DIRECTIONS: Lines that contain the string "name" are to be copied; leave out all others.

★ ★ ★

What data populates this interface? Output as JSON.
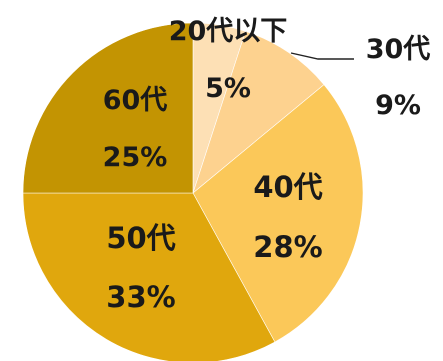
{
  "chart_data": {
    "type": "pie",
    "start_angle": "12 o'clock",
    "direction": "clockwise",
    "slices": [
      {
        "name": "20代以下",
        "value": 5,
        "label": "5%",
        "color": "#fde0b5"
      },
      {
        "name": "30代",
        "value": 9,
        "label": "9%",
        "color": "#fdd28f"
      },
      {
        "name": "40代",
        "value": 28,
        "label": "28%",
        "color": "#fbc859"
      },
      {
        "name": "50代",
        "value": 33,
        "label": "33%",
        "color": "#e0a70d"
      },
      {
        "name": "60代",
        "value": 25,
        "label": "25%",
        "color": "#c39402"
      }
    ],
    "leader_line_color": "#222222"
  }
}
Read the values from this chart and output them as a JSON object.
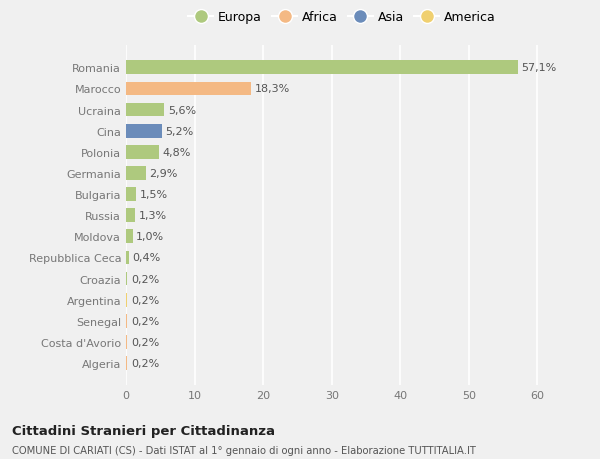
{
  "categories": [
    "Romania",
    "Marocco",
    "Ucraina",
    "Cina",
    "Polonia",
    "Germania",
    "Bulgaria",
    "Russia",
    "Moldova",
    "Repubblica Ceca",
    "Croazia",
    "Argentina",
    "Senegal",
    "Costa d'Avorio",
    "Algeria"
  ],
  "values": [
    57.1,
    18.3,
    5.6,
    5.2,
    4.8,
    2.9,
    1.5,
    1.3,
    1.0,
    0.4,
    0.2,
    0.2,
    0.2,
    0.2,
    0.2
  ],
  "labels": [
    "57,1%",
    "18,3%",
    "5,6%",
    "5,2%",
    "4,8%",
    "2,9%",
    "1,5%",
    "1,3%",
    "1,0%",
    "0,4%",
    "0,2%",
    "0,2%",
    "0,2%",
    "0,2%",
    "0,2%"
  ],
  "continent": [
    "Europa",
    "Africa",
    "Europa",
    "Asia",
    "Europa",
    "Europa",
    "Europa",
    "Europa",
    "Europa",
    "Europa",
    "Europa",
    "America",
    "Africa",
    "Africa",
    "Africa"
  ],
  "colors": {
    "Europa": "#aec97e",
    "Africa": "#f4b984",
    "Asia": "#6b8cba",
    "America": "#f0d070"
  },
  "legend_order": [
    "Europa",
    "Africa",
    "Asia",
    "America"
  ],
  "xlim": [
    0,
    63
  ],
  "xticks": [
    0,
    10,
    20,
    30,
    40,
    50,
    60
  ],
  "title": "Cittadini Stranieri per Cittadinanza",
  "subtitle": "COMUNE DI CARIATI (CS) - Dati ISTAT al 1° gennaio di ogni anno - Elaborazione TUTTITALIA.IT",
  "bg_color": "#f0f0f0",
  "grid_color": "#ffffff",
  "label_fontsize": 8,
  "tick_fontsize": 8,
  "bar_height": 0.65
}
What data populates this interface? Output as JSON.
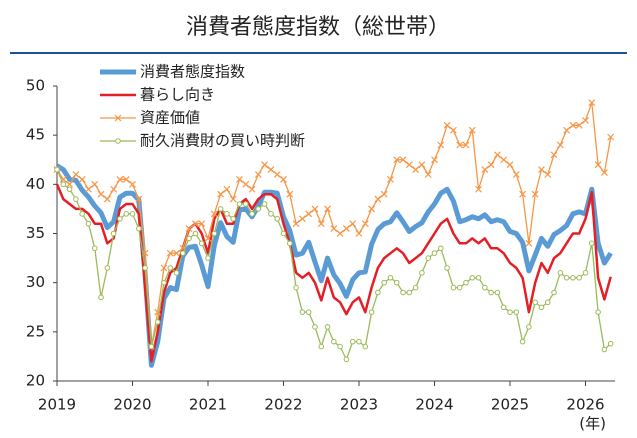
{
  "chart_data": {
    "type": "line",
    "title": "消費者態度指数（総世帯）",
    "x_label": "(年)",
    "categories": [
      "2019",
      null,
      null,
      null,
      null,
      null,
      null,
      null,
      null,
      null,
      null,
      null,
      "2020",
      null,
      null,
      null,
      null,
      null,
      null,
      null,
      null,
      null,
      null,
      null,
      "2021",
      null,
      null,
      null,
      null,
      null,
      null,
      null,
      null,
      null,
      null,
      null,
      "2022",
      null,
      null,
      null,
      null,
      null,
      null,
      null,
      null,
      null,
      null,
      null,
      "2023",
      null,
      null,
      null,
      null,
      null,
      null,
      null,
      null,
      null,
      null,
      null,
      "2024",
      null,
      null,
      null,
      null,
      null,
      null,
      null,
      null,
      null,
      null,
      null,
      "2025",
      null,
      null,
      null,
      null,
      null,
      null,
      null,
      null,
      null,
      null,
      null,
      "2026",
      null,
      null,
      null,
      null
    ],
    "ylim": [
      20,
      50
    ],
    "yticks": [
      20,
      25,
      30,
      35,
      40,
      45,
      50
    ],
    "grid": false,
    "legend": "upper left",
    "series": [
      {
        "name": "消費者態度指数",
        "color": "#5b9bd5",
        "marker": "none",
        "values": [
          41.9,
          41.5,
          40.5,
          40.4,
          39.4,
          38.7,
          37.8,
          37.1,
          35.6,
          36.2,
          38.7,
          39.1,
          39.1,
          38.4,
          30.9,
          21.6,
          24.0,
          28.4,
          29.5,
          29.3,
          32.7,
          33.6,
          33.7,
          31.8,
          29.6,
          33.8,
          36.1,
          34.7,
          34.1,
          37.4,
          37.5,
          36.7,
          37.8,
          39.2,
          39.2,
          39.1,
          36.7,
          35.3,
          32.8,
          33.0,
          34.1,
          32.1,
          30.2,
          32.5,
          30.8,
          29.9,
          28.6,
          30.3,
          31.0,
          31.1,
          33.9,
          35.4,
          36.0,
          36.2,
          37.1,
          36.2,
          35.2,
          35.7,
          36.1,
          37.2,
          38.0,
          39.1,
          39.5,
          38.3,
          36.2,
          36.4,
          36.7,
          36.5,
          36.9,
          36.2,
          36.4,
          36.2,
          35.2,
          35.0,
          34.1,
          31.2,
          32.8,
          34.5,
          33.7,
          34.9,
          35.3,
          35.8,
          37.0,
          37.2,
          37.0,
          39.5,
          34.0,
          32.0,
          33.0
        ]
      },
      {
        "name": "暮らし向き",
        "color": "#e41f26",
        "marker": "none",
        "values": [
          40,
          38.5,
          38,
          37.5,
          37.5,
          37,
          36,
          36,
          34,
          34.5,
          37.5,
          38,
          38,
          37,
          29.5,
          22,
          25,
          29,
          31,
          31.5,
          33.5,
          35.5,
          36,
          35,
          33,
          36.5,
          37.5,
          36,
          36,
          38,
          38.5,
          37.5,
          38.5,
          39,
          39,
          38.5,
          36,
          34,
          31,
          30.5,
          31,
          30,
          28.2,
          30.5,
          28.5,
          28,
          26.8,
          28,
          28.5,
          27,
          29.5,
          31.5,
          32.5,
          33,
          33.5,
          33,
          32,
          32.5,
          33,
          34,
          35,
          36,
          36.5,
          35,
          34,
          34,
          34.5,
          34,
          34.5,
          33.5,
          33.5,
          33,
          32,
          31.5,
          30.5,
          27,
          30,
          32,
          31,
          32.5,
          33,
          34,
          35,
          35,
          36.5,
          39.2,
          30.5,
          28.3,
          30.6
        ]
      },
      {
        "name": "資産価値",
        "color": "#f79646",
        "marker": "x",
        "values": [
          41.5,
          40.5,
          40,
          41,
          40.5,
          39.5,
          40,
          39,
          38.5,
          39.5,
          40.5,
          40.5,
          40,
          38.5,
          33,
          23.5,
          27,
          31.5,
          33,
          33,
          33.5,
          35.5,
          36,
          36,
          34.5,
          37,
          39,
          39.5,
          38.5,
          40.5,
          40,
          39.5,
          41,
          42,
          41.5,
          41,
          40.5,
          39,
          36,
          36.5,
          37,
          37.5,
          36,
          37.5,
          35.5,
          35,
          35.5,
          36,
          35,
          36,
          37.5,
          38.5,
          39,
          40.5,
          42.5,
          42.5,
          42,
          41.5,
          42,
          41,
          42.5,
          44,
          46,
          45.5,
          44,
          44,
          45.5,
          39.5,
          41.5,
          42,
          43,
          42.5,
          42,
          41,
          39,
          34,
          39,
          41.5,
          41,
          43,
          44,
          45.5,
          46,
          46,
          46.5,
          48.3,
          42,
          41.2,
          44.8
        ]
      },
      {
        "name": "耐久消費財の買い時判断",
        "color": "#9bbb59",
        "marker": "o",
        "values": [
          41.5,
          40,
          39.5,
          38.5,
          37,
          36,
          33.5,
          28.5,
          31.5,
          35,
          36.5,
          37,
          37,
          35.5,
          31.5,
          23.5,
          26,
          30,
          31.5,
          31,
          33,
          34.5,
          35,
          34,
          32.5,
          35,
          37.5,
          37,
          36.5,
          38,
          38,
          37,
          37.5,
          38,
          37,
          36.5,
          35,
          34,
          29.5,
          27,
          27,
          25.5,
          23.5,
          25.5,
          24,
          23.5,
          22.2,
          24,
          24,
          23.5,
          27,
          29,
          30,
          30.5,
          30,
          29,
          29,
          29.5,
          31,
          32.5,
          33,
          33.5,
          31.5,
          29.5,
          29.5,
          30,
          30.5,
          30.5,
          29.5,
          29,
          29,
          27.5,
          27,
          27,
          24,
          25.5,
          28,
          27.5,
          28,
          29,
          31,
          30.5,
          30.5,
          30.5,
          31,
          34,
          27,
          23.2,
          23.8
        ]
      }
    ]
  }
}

★ ★ ★

WRITTEN SOLUTION:
        "name": "20代以下",
        "name": "30代",
        "name": "40代",
        "name": "50代",
        "name": "60代",
        "name": "消費者態度指数",
        "name": "暮らし向き",
        "name": "資産価値",
        "name": "耐久消費財の買い時判断",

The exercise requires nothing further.